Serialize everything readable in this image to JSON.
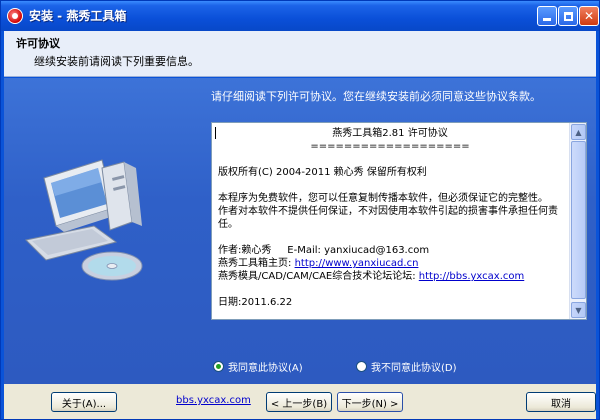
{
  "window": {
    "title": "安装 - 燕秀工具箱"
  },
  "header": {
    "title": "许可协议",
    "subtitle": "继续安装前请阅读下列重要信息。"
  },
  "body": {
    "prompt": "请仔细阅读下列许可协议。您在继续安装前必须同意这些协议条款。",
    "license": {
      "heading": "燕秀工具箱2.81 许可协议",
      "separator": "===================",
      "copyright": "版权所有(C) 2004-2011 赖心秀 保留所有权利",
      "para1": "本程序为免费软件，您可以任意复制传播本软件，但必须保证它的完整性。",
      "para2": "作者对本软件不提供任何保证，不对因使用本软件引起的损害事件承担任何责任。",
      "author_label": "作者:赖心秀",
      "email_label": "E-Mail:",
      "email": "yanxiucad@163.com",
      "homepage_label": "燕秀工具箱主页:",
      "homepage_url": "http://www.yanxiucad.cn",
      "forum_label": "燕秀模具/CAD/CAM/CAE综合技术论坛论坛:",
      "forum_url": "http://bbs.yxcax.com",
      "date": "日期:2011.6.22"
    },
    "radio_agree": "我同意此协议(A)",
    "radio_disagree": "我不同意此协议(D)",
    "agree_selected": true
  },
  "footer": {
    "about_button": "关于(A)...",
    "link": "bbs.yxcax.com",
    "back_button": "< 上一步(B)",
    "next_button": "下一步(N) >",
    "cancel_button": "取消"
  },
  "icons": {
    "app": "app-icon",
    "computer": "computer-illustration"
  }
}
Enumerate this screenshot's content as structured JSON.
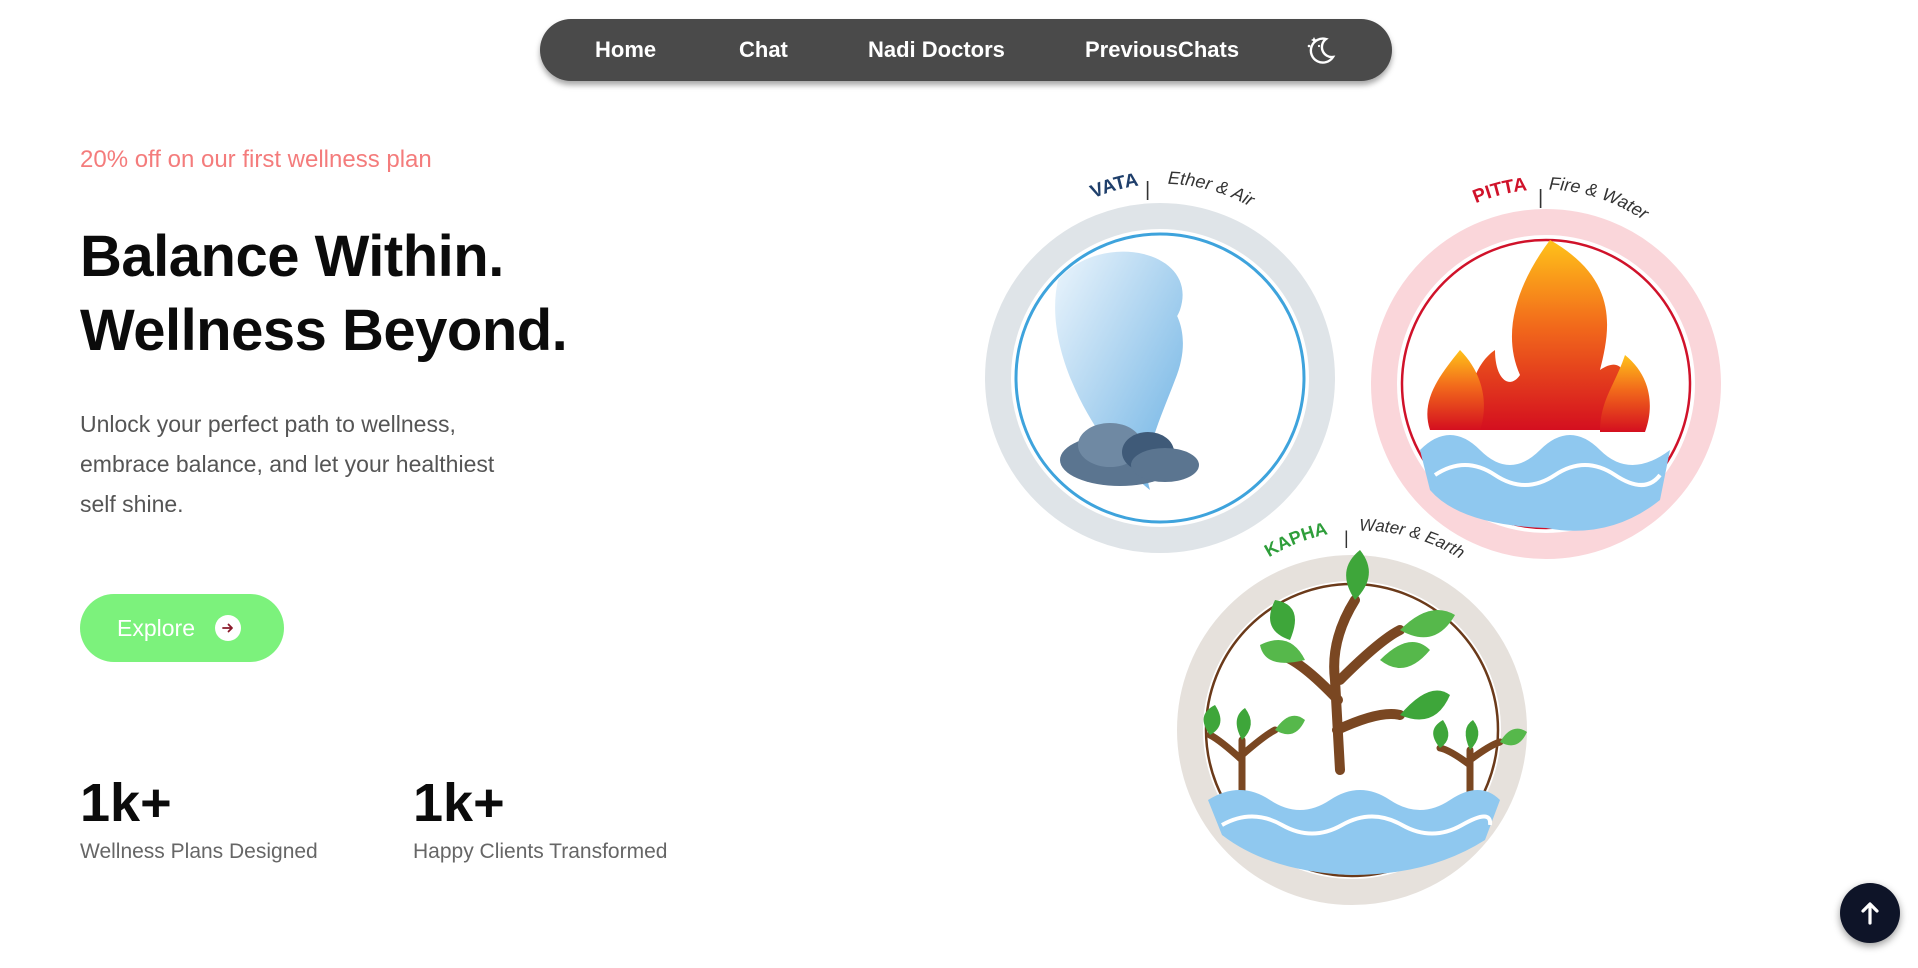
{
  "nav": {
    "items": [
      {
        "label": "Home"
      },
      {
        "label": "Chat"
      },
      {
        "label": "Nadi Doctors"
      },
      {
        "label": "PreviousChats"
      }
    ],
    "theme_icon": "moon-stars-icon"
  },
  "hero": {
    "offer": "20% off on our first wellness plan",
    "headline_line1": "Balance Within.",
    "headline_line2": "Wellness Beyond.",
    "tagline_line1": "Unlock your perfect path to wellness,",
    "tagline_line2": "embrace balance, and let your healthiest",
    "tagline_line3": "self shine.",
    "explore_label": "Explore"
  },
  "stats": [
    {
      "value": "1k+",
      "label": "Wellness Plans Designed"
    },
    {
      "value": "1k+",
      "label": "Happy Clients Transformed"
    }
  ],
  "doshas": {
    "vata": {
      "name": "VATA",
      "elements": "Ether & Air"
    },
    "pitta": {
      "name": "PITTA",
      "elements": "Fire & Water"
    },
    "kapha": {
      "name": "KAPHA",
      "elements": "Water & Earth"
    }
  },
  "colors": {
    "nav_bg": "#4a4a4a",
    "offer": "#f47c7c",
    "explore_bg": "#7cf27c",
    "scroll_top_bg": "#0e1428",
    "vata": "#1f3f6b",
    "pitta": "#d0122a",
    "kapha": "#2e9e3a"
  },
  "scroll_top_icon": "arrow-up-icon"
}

========

**The task**: Exactly the lines from the line with "Enumerate this screenshot's" through the last line of the listing, both included, should be extracted, and the pictures left behind.

**Task output**:
Enumerate this screenshot's content as structured JSON.
{
  "nav": {
    "items": [
      {
        "label": "Home"
      },
      {
        "label": "Chat"
      },
      {
        "label": "Nadi Doctors"
      },
      {
        "label": "PreviousChats"
      }
    ],
    "theme_icon": "moon-stars-icon"
  },
  "hero": {
    "offer": "20% off on our first wellness plan",
    "headline_line1": "Balance Within.",
    "headline_line2": "Wellness Beyond.",
    "tagline_line1": "Unlock your perfect path to wellness,",
    "tagline_line2": "embrace balance, and let your healthiest",
    "tagline_line3": "self shine.",
    "explore_label": "Explore"
  },
  "stats": [
    {
      "value": "1k+",
      "label": "Wellness Plans Designed"
    },
    {
      "value": "1k+",
      "label": "Happy Clients Transformed"
    }
  ],
  "doshas": {
    "vata": {
      "name": "VATA",
      "elements": "Ether & Air"
    },
    "pitta": {
      "name": "PITTA",
      "elements": "Fire & Water"
    },
    "kapha": {
      "name": "KAPHA",
      "elements": "Water & Earth"
    }
  },
  "colors": {
    "nav_bg": "#4a4a4a",
    "offer": "#f47c7c",
    "explore_bg": "#7cf27c",
    "scroll_top_bg": "#0e1428",
    "vata": "#1f3f6b",
    "pitta": "#d0122a",
    "kapha": "#2e9e3a"
  },
  "scroll_top_icon": "arrow-up-icon"
}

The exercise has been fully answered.